[Source records]
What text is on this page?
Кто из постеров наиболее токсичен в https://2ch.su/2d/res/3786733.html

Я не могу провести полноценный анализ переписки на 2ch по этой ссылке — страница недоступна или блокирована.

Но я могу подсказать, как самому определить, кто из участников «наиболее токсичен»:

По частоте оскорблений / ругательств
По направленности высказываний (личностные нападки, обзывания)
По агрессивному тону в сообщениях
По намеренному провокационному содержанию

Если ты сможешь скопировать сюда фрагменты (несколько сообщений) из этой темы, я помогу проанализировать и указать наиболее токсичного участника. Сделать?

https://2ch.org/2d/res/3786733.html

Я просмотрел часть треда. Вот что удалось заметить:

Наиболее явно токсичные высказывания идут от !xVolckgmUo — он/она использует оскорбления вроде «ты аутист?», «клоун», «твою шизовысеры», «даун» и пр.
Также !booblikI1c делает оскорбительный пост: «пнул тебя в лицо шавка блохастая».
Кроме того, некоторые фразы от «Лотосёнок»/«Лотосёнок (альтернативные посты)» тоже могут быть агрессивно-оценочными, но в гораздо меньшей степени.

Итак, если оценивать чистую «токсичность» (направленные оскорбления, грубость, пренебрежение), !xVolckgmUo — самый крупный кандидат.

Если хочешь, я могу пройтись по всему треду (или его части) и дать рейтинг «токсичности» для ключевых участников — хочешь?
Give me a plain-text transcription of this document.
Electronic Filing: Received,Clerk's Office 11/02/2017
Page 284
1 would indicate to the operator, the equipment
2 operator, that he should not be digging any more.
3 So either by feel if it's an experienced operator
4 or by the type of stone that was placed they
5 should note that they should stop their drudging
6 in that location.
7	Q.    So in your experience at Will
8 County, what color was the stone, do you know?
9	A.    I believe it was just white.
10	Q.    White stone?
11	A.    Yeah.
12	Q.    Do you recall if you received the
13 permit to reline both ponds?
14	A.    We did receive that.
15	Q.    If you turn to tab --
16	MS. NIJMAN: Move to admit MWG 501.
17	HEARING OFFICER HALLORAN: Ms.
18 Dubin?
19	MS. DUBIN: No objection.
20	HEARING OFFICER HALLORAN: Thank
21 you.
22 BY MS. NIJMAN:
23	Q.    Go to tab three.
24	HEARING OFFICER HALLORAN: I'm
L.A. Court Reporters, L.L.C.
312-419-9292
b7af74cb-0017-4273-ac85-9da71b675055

[SET EXERCISE] Quote all of the entries exactly as they appear.

[TASK OUTPUT]
What text is on this page?
Кто из постеров наиболее токсичен в https://2ch.su/2d/res/3786733.html

Я не могу провести полноценный анализ переписки на 2ch по этой ссылке — страница недоступна или блокирована.

Но я могу подсказать, как самому определить, кто из участников «наиболее токсичен»:

По частоте оскорблений / ругательств
По направленности высказываний (личностные нападки, обзывания)
По агрессивному тону в сообщениях
По намеренному провокационному содержанию

Если ты сможешь скопировать сюда фрагменты (несколько сообщений) из этой темы, я помогу проанализировать и указать наиболее токсичного участника. Сделать?

https://2ch.org/2d/res/3786733.html

Я просмотрел часть треда. Вот что удалось заметить:

Наиболее явно токсичные высказывания идут от !xVolckgmUo — он/она использует оскорбления вроде «ты аутист?», «клоун», «твою шизовысеры», «даун» и пр.
Также !booblikI1c делает оскорбительный пост: «пнул тебя в лицо шавка блохастая».
Кроме того, некоторые фразы от «Лотосёнок»/«Лотосёнок (альтернативные посты)» тоже могут быть агрессивно-оценочными, но в гораздо меньшей степени.

Итак, если оценивать чистую «токсичность» (направленные оскорбления, грубость, пренебрежение), !xVolckgmUo — самый крупный кандидат.

Если хочешь, я могу пройтись по всему треду (или его части) и дать рейтинг «токсичности» для ключевых участников — хочешь?
Give me a plain-text transcription of this document.
Electronic Filing: Received,Clerk's Office 11/02/2017
Page 284
1 would indicate to the operator, the equipment
2 operator, that he should not be digging any more.
3 So either by feel if it's an experienced operator
4 or by the type of stone that was placed they
5 should note that they should stop their drudging
6 in that location.
7	Q.    So in your experience at Will
8 County, what color was the stone, do you know?
9	A.    I believe it was just white.
10	Q.    White stone?
11	A.    Yeah.
12	Q.    Do you recall if you received the
13 permit to reline both ponds?
14	A.    We did receive that.
15	Q.    If you turn to tab --
16	MS. NIJMAN: Move to admit MWG 501.
17	HEARING OFFICER HALLORAN: Ms.
18 Dubin?
19	MS. DUBIN: No objection.
20	HEARING OFFICER HALLORAN: Thank
21 you.
22 BY MS. NIJMAN:
23	Q.    Go to tab three.
24	HEARING OFFICER HALLORAN: I'm
L.A. Court Reporters, L.L.C.
312-419-9292
b7af74cb-0017-4273-ac85-9da71b675055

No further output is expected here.